> [CHALLENGE]
Give only a count of the lines that include the string "background".

========================================

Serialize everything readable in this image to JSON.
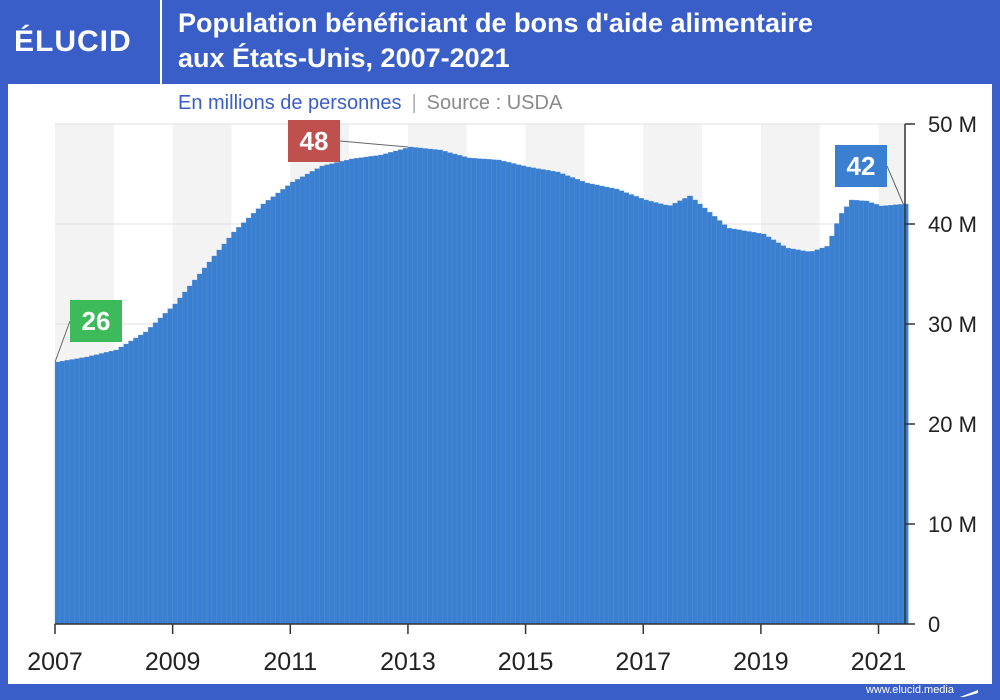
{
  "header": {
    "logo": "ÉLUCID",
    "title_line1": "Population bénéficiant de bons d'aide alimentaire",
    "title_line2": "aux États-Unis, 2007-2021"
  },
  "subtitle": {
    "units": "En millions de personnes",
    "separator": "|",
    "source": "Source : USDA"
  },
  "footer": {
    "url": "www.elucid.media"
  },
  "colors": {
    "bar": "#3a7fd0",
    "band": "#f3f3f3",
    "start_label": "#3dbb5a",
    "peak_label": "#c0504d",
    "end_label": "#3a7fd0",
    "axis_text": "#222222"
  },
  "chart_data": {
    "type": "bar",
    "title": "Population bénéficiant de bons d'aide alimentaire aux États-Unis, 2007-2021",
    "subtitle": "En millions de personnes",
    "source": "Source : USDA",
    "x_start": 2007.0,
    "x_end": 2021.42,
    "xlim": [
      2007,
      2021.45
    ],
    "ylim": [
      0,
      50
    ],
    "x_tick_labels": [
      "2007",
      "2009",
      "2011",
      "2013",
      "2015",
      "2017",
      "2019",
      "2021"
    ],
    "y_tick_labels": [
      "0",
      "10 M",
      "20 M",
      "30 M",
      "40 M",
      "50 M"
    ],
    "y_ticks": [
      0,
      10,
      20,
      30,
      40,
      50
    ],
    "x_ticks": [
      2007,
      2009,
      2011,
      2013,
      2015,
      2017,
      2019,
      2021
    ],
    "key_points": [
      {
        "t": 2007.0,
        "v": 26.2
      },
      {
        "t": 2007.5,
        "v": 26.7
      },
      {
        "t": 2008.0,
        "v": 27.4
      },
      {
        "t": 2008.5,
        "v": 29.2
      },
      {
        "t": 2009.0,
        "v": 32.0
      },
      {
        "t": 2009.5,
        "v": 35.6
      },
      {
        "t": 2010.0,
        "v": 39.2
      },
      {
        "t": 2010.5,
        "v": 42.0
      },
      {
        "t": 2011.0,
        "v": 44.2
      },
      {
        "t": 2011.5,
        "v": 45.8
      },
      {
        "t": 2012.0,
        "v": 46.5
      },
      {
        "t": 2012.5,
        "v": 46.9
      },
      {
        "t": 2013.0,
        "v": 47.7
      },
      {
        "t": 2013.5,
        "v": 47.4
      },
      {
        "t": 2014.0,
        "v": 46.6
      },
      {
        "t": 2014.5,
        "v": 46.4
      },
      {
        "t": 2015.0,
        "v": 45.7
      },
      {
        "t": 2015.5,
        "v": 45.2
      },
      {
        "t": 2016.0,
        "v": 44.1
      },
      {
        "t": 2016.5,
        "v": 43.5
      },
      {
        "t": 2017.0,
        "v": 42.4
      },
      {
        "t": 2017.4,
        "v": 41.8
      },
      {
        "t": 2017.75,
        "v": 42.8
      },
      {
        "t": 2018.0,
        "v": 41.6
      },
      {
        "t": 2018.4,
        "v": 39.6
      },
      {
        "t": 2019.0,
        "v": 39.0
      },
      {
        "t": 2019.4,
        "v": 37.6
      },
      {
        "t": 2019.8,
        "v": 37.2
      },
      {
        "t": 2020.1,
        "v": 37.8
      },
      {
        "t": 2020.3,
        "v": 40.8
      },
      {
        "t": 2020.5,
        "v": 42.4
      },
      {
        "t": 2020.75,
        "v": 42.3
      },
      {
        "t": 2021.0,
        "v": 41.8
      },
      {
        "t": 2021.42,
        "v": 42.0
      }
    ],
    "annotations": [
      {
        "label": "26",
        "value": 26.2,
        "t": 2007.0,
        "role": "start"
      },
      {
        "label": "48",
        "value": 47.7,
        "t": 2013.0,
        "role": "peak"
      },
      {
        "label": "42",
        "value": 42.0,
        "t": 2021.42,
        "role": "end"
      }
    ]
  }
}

========================================

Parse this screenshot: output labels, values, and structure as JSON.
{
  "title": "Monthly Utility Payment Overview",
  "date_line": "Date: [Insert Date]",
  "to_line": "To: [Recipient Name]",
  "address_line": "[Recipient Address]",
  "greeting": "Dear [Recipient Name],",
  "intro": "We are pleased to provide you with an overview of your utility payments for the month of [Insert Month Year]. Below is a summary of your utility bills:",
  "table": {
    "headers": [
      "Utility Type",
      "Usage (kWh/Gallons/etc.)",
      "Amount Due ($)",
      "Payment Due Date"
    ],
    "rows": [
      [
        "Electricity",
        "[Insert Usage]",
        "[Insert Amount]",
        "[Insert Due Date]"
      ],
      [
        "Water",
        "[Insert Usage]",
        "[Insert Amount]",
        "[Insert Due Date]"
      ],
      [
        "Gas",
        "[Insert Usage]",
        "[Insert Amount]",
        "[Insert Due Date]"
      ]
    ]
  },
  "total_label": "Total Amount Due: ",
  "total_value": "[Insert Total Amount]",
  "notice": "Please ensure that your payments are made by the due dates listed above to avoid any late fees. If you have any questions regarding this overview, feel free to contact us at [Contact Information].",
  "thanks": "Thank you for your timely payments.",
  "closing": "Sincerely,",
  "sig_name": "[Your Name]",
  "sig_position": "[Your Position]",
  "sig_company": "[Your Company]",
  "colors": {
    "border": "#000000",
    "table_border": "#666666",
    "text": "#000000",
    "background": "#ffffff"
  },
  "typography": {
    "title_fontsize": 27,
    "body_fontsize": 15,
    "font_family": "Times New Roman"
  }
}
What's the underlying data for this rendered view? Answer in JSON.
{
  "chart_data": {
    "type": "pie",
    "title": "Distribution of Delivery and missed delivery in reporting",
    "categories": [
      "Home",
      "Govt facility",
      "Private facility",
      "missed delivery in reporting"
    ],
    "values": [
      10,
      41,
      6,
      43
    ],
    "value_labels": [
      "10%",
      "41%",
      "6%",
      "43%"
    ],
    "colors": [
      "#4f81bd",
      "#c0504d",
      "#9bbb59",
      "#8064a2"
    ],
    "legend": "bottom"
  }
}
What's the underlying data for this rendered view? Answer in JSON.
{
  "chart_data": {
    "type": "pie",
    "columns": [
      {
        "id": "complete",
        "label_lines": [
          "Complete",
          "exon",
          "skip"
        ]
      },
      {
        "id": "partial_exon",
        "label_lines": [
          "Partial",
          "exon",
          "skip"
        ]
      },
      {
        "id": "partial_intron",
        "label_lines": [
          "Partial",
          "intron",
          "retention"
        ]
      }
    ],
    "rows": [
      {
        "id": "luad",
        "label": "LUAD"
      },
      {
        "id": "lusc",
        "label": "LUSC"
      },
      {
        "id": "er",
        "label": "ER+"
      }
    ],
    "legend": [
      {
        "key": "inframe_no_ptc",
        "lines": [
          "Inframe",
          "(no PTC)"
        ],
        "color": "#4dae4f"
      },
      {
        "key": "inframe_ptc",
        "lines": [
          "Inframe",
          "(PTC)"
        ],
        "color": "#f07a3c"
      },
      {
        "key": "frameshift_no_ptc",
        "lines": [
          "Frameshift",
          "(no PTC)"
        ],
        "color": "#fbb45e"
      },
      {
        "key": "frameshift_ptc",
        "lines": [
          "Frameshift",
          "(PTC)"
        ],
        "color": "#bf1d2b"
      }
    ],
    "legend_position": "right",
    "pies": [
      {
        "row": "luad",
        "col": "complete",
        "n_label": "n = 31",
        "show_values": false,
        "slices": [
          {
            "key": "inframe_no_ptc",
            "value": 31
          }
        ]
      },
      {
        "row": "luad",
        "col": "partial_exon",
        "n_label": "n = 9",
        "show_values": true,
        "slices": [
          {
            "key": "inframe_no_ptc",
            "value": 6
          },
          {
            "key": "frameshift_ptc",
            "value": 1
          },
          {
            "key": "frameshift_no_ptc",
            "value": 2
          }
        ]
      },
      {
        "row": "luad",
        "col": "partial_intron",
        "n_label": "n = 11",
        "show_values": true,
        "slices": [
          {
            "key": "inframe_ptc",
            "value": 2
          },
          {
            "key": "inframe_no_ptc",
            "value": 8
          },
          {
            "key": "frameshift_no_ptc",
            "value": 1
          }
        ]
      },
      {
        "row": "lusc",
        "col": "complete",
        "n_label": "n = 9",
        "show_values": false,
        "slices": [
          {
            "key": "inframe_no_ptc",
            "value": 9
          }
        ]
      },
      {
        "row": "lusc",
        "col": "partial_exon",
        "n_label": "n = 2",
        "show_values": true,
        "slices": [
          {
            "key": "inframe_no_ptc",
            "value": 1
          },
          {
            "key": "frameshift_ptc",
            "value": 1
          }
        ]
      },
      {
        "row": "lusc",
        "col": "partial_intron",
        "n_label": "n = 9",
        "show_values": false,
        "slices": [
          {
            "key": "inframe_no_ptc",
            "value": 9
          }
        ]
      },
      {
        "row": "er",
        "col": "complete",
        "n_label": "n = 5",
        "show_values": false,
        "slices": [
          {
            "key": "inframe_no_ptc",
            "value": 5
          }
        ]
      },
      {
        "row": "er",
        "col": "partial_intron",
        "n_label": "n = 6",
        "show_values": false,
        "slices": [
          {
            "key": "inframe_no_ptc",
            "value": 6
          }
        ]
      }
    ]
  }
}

========================================

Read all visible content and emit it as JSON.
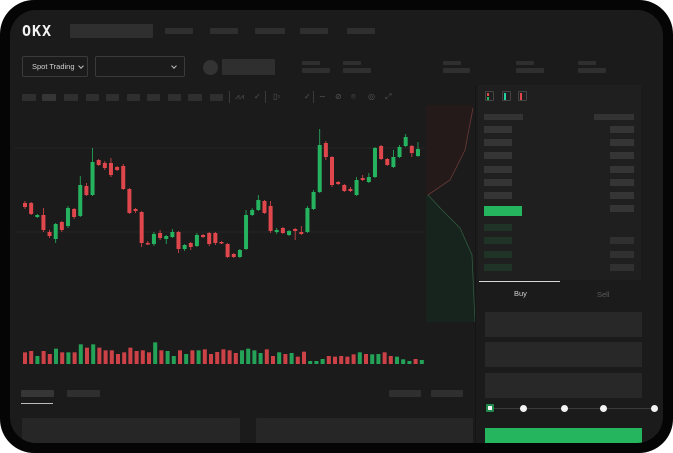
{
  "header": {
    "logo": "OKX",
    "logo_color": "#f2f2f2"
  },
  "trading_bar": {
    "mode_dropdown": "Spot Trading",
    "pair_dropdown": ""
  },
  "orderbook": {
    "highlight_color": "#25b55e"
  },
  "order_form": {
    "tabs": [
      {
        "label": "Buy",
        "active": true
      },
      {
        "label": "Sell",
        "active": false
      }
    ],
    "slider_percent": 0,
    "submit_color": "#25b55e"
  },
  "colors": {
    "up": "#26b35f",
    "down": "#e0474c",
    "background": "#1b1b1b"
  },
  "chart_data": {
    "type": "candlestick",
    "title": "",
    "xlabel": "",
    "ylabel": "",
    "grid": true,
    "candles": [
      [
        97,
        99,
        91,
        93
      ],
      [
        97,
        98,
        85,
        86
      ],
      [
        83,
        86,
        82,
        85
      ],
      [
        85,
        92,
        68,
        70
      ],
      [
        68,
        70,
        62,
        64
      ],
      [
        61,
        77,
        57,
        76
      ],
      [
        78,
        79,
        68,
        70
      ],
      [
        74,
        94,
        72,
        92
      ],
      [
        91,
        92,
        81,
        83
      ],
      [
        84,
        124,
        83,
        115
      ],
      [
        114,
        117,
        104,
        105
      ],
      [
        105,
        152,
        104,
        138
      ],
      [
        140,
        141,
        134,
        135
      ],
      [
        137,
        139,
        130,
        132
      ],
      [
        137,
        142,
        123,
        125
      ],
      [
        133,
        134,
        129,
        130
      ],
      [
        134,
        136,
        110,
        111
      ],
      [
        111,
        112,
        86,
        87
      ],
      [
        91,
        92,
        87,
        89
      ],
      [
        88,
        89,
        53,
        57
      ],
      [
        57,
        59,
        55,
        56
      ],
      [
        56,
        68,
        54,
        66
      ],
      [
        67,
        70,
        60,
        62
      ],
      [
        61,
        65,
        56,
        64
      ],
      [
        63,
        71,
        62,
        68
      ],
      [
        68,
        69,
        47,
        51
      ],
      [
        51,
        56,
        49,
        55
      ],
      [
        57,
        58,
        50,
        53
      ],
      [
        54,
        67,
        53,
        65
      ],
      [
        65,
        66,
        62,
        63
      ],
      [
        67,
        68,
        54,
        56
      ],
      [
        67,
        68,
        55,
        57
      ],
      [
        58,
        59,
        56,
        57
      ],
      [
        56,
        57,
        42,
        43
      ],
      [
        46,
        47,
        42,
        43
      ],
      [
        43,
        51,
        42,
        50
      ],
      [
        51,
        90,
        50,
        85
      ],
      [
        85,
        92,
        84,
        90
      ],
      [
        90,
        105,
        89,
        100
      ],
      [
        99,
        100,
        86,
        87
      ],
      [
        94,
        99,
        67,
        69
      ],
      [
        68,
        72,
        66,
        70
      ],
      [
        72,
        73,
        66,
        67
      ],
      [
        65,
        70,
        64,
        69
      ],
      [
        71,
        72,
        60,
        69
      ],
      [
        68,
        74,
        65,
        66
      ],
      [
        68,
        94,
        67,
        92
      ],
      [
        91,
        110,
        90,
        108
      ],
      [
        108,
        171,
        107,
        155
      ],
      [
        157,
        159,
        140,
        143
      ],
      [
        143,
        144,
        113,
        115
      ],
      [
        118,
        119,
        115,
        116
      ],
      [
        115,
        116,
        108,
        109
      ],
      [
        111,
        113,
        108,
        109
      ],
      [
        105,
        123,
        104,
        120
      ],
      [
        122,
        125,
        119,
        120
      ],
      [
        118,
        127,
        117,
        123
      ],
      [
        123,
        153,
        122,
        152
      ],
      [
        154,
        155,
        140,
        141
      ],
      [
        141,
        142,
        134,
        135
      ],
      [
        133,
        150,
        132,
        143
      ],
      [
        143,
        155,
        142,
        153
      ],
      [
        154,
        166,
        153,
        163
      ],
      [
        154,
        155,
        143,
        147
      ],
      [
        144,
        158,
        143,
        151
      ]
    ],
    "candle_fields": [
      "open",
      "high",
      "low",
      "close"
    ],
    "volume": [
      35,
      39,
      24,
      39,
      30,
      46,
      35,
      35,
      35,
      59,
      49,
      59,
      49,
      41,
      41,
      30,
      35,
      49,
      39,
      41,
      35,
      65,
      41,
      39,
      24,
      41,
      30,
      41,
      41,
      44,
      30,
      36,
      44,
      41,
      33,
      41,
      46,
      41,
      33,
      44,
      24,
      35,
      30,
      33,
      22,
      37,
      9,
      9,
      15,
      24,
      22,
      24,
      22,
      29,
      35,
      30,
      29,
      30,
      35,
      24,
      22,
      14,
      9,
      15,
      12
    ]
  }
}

========================================

> [EXERCISE OUTPUT]
2